* _GIVEN TASK_: Here are some records; copy every line that holds the word "this".

* _SUPPLIED MATERIAL_:
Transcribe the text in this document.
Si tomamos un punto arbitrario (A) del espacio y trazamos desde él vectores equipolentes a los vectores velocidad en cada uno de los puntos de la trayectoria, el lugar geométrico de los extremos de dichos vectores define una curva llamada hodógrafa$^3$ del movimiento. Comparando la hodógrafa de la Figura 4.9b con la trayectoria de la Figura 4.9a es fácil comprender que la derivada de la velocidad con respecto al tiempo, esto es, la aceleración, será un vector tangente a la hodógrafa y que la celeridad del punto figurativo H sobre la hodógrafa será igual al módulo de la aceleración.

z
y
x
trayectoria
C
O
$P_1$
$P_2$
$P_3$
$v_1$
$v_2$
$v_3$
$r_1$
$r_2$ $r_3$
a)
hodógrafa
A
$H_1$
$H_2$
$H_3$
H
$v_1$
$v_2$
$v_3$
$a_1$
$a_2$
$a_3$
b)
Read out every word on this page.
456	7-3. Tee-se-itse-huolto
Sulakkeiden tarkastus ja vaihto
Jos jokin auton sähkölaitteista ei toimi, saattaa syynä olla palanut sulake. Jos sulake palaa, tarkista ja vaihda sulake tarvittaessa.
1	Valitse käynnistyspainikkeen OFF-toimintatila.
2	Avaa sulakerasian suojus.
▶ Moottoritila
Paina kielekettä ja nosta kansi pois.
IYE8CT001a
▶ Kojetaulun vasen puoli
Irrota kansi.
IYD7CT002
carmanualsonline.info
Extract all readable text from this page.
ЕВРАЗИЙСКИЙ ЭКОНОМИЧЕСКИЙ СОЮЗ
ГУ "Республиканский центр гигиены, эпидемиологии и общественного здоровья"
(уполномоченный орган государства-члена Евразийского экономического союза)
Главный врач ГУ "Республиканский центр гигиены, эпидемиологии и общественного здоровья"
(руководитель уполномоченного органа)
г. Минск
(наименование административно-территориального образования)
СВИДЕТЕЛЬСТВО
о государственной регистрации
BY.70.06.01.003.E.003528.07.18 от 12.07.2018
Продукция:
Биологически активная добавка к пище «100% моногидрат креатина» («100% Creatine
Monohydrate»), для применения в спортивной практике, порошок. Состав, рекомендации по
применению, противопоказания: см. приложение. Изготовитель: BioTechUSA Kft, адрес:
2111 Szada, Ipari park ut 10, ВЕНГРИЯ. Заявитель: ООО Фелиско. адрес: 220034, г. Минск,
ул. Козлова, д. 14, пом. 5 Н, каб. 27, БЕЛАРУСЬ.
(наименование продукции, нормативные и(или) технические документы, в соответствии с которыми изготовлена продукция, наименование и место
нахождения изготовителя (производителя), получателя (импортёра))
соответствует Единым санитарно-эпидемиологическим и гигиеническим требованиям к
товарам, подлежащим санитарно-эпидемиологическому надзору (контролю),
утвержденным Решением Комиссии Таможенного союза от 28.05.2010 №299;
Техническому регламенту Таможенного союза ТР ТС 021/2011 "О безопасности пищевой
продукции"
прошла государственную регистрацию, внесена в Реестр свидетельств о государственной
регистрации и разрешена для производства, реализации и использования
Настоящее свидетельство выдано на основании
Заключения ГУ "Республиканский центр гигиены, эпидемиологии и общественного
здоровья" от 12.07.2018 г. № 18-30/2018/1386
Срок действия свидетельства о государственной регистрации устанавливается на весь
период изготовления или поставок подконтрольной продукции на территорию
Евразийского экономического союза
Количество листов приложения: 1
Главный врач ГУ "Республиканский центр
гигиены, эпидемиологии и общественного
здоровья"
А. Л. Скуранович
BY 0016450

* _SOLUTION BELOW_:
Transcribe the text in this document.
Read out every word on this page.
Extract all readable text from this page.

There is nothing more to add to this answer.